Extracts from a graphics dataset

Begin

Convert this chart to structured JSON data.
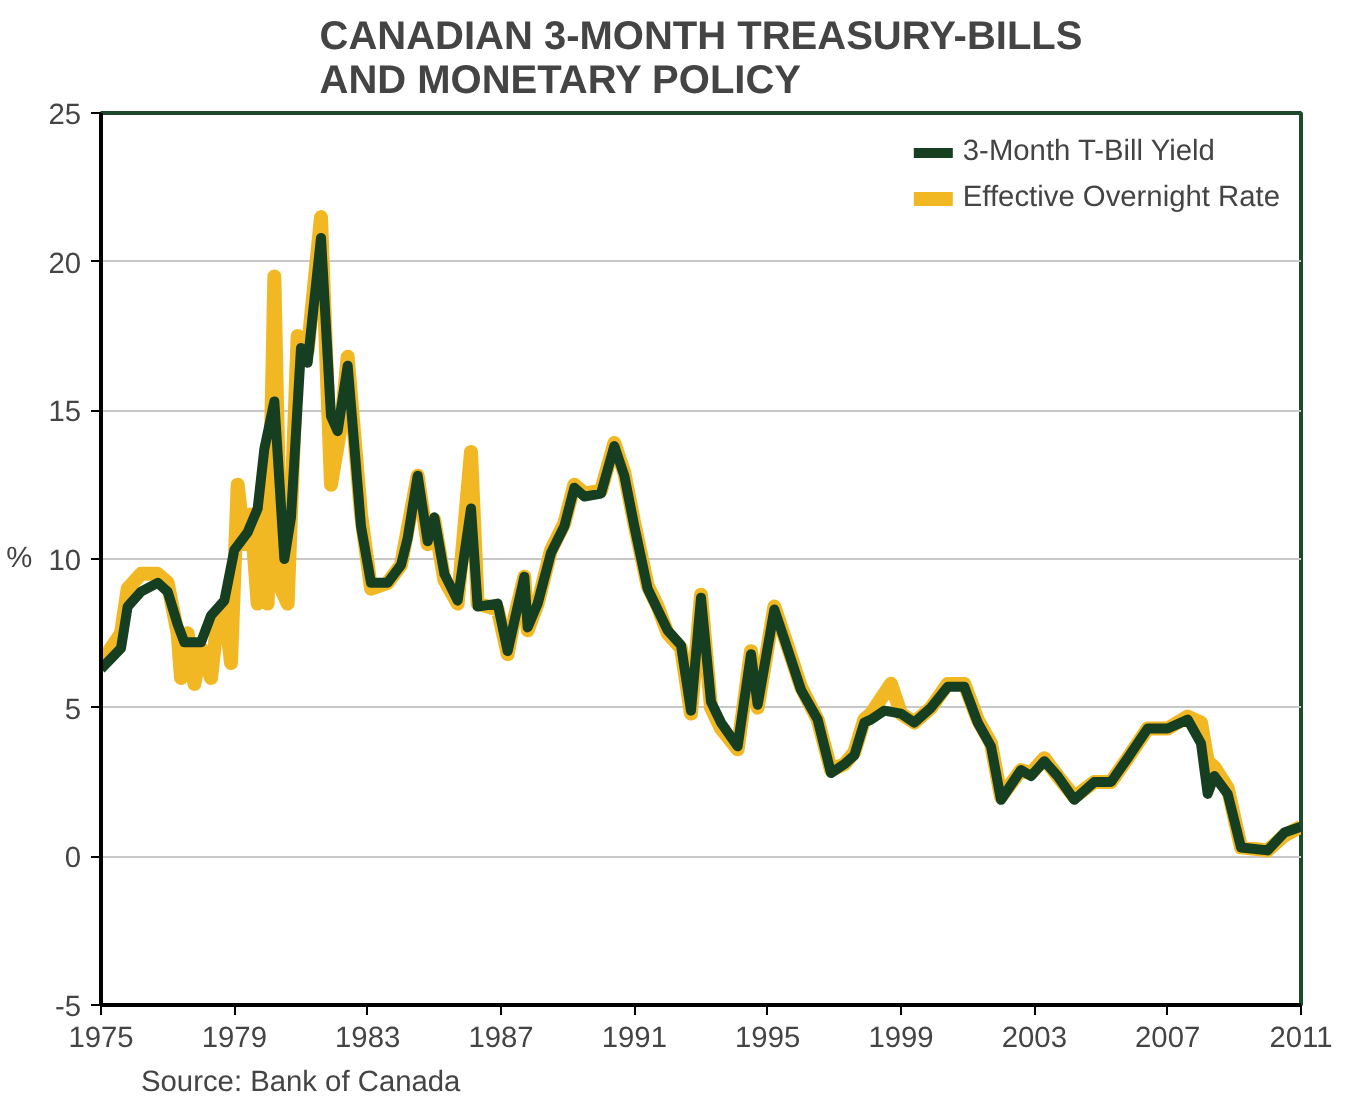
{
  "chart_data": {
    "type": "line",
    "title": "CANADIAN 3-MONTH TREASURY-BILLS\nAND MONETARY POLICY",
    "ylabel": "%",
    "xlim": [
      1975,
      2011
    ],
    "xticks": [
      1975,
      1979,
      1983,
      1987,
      1991,
      1995,
      1999,
      2003,
      2007,
      2011
    ],
    "ylim": [
      -5,
      25
    ],
    "yticks": [
      -5,
      0,
      5,
      10,
      15,
      20,
      25
    ],
    "grid": "y",
    "legend": "top right",
    "annotations": [
      "Source: Bank of Canada"
    ],
    "series": [
      {
        "name": "Effective Overnight Rate",
        "color": "#f2b824",
        "x": [
          1975.0,
          1975.6,
          1975.8,
          1976.2,
          1976.7,
          1977.0,
          1977.3,
          1977.4,
          1977.6,
          1977.8,
          1978.0,
          1978.3,
          1978.5,
          1978.7,
          1978.9,
          1979.1,
          1979.3,
          1979.5,
          1979.7,
          1979.9,
          1980.0,
          1980.2,
          1980.4,
          1980.6,
          1980.9,
          1981.2,
          1981.6,
          1981.9,
          1982.2,
          1982.4,
          1982.8,
          1983.1,
          1983.6,
          1984.0,
          1984.5,
          1984.8,
          1985.0,
          1985.3,
          1985.7,
          1986.1,
          1986.3,
          1986.9,
          1987.2,
          1987.4,
          1987.7,
          1987.8,
          1988.1,
          1988.5,
          1988.9,
          1989.2,
          1989.5,
          1990.0,
          1990.4,
          1990.7,
          1991.0,
          1991.4,
          1991.7,
          1992.0,
          1992.4,
          1992.7,
          1993.0,
          1993.3,
          1993.6,
          1994.1,
          1994.5,
          1994.7,
          1995.2,
          1995.5,
          1996.0,
          1996.5,
          1996.9,
          1997.3,
          1997.6,
          1997.9,
          1998.1,
          1998.7,
          1999.0,
          1999.4,
          1999.9,
          2000.4,
          2000.9,
          2001.3,
          2001.7,
          2002.0,
          2002.6,
          2002.9,
          2003.3,
          2003.7,
          2004.2,
          2004.8,
          2005.3,
          2005.8,
          2006.4,
          2007.0,
          2007.6,
          2008.0,
          2008.2,
          2008.4,
          2008.8,
          2009.2,
          2010.0,
          2010.5,
          2011.0
        ],
        "values": [
          6.5,
          7.5,
          9.0,
          9.5,
          9.5,
          9.2,
          7.5,
          6.0,
          7.5,
          5.8,
          7.0,
          6.0,
          8.0,
          8.5,
          6.5,
          12.5,
          10.5,
          11.5,
          8.5,
          13.0,
          8.5,
          19.5,
          9.0,
          8.5,
          17.5,
          17.0,
          21.5,
          12.5,
          14.5,
          16.8,
          11.5,
          9.0,
          9.2,
          9.8,
          12.8,
          10.5,
          11.3,
          9.3,
          8.5,
          13.6,
          8.5,
          8.3,
          6.8,
          8.0,
          9.4,
          7.6,
          8.5,
          10.3,
          11.2,
          12.5,
          12.2,
          12.3,
          13.9,
          12.9,
          11.2,
          9.1,
          8.4,
          7.5,
          7.0,
          4.8,
          8.8,
          5.0,
          4.3,
          3.6,
          6.9,
          5.0,
          8.4,
          7.4,
          5.7,
          4.6,
          2.9,
          3.1,
          3.5,
          4.6,
          4.8,
          5.8,
          4.8,
          4.5,
          5.0,
          5.8,
          5.8,
          4.6,
          3.8,
          2.0,
          2.9,
          2.8,
          3.3,
          2.7,
          2.0,
          2.5,
          2.5,
          3.3,
          4.3,
          4.3,
          4.7,
          4.5,
          3.2,
          3.0,
          2.3,
          0.3,
          0.2,
          0.7,
          1.0
        ]
      },
      {
        "name": "3-Month T-Bill Yield",
        "color": "#163f22",
        "x": [
          1975.0,
          1975.6,
          1975.8,
          1976.2,
          1976.7,
          1977.0,
          1977.3,
          1977.5,
          1978.0,
          1978.3,
          1978.7,
          1979.0,
          1979.4,
          1979.7,
          1979.9,
          1980.2,
          1980.5,
          1980.7,
          1981.0,
          1981.2,
          1981.6,
          1981.9,
          1982.1,
          1982.4,
          1982.8,
          1983.1,
          1983.6,
          1984.0,
          1984.2,
          1984.5,
          1984.8,
          1985.0,
          1985.3,
          1985.7,
          1986.1,
          1986.3,
          1986.9,
          1987.2,
          1987.4,
          1987.7,
          1987.8,
          1988.1,
          1988.5,
          1988.9,
          1989.2,
          1989.5,
          1990.0,
          1990.4,
          1990.7,
          1991.0,
          1991.4,
          1991.7,
          1992.0,
          1992.4,
          1992.7,
          1993.0,
          1993.3,
          1993.6,
          1994.1,
          1994.5,
          1994.7,
          1995.2,
          1995.5,
          1996.0,
          1996.5,
          1996.9,
          1997.3,
          1997.6,
          1997.9,
          1998.1,
          1998.5,
          1999.0,
          1999.4,
          1999.9,
          2000.4,
          2000.9,
          2001.3,
          2001.7,
          2002.0,
          2002.6,
          2002.9,
          2003.3,
          2003.7,
          2004.2,
          2004.8,
          2005.3,
          2005.8,
          2006.4,
          2007.0,
          2007.6,
          2008.0,
          2008.2,
          2008.4,
          2008.8,
          2009.2,
          2010.0,
          2010.5,
          2011.0
        ],
        "values": [
          6.3,
          7.0,
          8.4,
          8.9,
          9.2,
          8.9,
          7.8,
          7.2,
          7.2,
          8.1,
          8.6,
          10.3,
          10.9,
          11.7,
          13.7,
          15.3,
          10.0,
          11.4,
          17.1,
          16.6,
          20.8,
          14.8,
          14.3,
          16.5,
          11.1,
          9.2,
          9.2,
          9.8,
          10.7,
          12.8,
          10.6,
          11.4,
          9.5,
          8.6,
          11.7,
          8.4,
          8.5,
          6.9,
          7.9,
          9.4,
          7.7,
          8.5,
          10.2,
          11.1,
          12.4,
          12.1,
          12.2,
          13.8,
          12.8,
          11.1,
          9.0,
          8.3,
          7.6,
          7.1,
          4.9,
          8.7,
          5.2,
          4.5,
          3.7,
          6.8,
          5.1,
          8.3,
          7.3,
          5.6,
          4.6,
          2.8,
          3.1,
          3.4,
          4.5,
          4.6,
          4.9,
          4.8,
          4.5,
          5.0,
          5.7,
          5.7,
          4.5,
          3.7,
          1.9,
          2.9,
          2.7,
          3.2,
          2.7,
          1.9,
          2.5,
          2.5,
          3.3,
          4.3,
          4.3,
          4.6,
          3.8,
          2.1,
          2.7,
          2.1,
          0.3,
          0.2,
          0.8,
          1.0
        ]
      }
    ]
  }
}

End

The request ▸ Repeat the data exactly, dropping every picture it holds.

Final result ▸
Convert this chart to structured JSON data.
{
  "chart_data": {
    "type": "line",
    "title": "CANADIAN 3-MONTH TREASURY-BILLS\nAND MONETARY POLICY",
    "ylabel": "%",
    "xlim": [
      1975,
      2011
    ],
    "xticks": [
      1975,
      1979,
      1983,
      1987,
      1991,
      1995,
      1999,
      2003,
      2007,
      2011
    ],
    "ylim": [
      -5,
      25
    ],
    "yticks": [
      -5,
      0,
      5,
      10,
      15,
      20,
      25
    ],
    "grid": "y",
    "legend": "top right",
    "annotations": [
      "Source: Bank of Canada"
    ],
    "series": [
      {
        "name": "Effective Overnight Rate",
        "color": "#f2b824",
        "x": [
          1975.0,
          1975.6,
          1975.8,
          1976.2,
          1976.7,
          1977.0,
          1977.3,
          1977.4,
          1977.6,
          1977.8,
          1978.0,
          1978.3,
          1978.5,
          1978.7,
          1978.9,
          1979.1,
          1979.3,
          1979.5,
          1979.7,
          1979.9,
          1980.0,
          1980.2,
          1980.4,
          1980.6,
          1980.9,
          1981.2,
          1981.6,
          1981.9,
          1982.2,
          1982.4,
          1982.8,
          1983.1,
          1983.6,
          1984.0,
          1984.5,
          1984.8,
          1985.0,
          1985.3,
          1985.7,
          1986.1,
          1986.3,
          1986.9,
          1987.2,
          1987.4,
          1987.7,
          1987.8,
          1988.1,
          1988.5,
          1988.9,
          1989.2,
          1989.5,
          1990.0,
          1990.4,
          1990.7,
          1991.0,
          1991.4,
          1991.7,
          1992.0,
          1992.4,
          1992.7,
          1993.0,
          1993.3,
          1993.6,
          1994.1,
          1994.5,
          1994.7,
          1995.2,
          1995.5,
          1996.0,
          1996.5,
          1996.9,
          1997.3,
          1997.6,
          1997.9,
          1998.1,
          1998.7,
          1999.0,
          1999.4,
          1999.9,
          2000.4,
          2000.9,
          2001.3,
          2001.7,
          2002.0,
          2002.6,
          2002.9,
          2003.3,
          2003.7,
          2004.2,
          2004.8,
          2005.3,
          2005.8,
          2006.4,
          2007.0,
          2007.6,
          2008.0,
          2008.2,
          2008.4,
          2008.8,
          2009.2,
          2010.0,
          2010.5,
          2011.0
        ],
        "values": [
          6.5,
          7.5,
          9.0,
          9.5,
          9.5,
          9.2,
          7.5,
          6.0,
          7.5,
          5.8,
          7.0,
          6.0,
          8.0,
          8.5,
          6.5,
          12.5,
          10.5,
          11.5,
          8.5,
          13.0,
          8.5,
          19.5,
          9.0,
          8.5,
          17.5,
          17.0,
          21.5,
          12.5,
          14.5,
          16.8,
          11.5,
          9.0,
          9.2,
          9.8,
          12.8,
          10.5,
          11.3,
          9.3,
          8.5,
          13.6,
          8.5,
          8.3,
          6.8,
          8.0,
          9.4,
          7.6,
          8.5,
          10.3,
          11.2,
          12.5,
          12.2,
          12.3,
          13.9,
          12.9,
          11.2,
          9.1,
          8.4,
          7.5,
          7.0,
          4.8,
          8.8,
          5.0,
          4.3,
          3.6,
          6.9,
          5.0,
          8.4,
          7.4,
          5.7,
          4.6,
          2.9,
          3.1,
          3.5,
          4.6,
          4.8,
          5.8,
          4.8,
          4.5,
          5.0,
          5.8,
          5.8,
          4.6,
          3.8,
          2.0,
          2.9,
          2.8,
          3.3,
          2.7,
          2.0,
          2.5,
          2.5,
          3.3,
          4.3,
          4.3,
          4.7,
          4.5,
          3.2,
          3.0,
          2.3,
          0.3,
          0.2,
          0.7,
          1.0
        ]
      },
      {
        "name": "3-Month T-Bill Yield",
        "color": "#163f22",
        "x": [
          1975.0,
          1975.6,
          1975.8,
          1976.2,
          1976.7,
          1977.0,
          1977.3,
          1977.5,
          1978.0,
          1978.3,
          1978.7,
          1979.0,
          1979.4,
          1979.7,
          1979.9,
          1980.2,
          1980.5,
          1980.7,
          1981.0,
          1981.2,
          1981.6,
          1981.9,
          1982.1,
          1982.4,
          1982.8,
          1983.1,
          1983.6,
          1984.0,
          1984.2,
          1984.5,
          1984.8,
          1985.0,
          1985.3,
          1985.7,
          1986.1,
          1986.3,
          1986.9,
          1987.2,
          1987.4,
          1987.7,
          1987.8,
          1988.1,
          1988.5,
          1988.9,
          1989.2,
          1989.5,
          1990.0,
          1990.4,
          1990.7,
          1991.0,
          1991.4,
          1991.7,
          1992.0,
          1992.4,
          1992.7,
          1993.0,
          1993.3,
          1993.6,
          1994.1,
          1994.5,
          1994.7,
          1995.2,
          1995.5,
          1996.0,
          1996.5,
          1996.9,
          1997.3,
          1997.6,
          1997.9,
          1998.1,
          1998.5,
          1999.0,
          1999.4,
          1999.9,
          2000.4,
          2000.9,
          2001.3,
          2001.7,
          2002.0,
          2002.6,
          2002.9,
          2003.3,
          2003.7,
          2004.2,
          2004.8,
          2005.3,
          2005.8,
          2006.4,
          2007.0,
          2007.6,
          2008.0,
          2008.2,
          2008.4,
          2008.8,
          2009.2,
          2010.0,
          2010.5,
          2011.0
        ],
        "values": [
          6.3,
          7.0,
          8.4,
          8.9,
          9.2,
          8.9,
          7.8,
          7.2,
          7.2,
          8.1,
          8.6,
          10.3,
          10.9,
          11.7,
          13.7,
          15.3,
          10.0,
          11.4,
          17.1,
          16.6,
          20.8,
          14.8,
          14.3,
          16.5,
          11.1,
          9.2,
          9.2,
          9.8,
          10.7,
          12.8,
          10.6,
          11.4,
          9.5,
          8.6,
          11.7,
          8.4,
          8.5,
          6.9,
          7.9,
          9.4,
          7.7,
          8.5,
          10.2,
          11.1,
          12.4,
          12.1,
          12.2,
          13.8,
          12.8,
          11.1,
          9.0,
          8.3,
          7.6,
          7.1,
          4.9,
          8.7,
          5.2,
          4.5,
          3.7,
          6.8,
          5.1,
          8.3,
          7.3,
          5.6,
          4.6,
          2.8,
          3.1,
          3.4,
          4.5,
          4.6,
          4.9,
          4.8,
          4.5,
          5.0,
          5.7,
          5.7,
          4.5,
          3.7,
          1.9,
          2.9,
          2.7,
          3.2,
          2.7,
          1.9,
          2.5,
          2.5,
          3.3,
          4.3,
          4.3,
          4.6,
          3.8,
          2.1,
          2.7,
          2.1,
          0.3,
          0.2,
          0.8,
          1.0
        ]
      }
    ]
  }
}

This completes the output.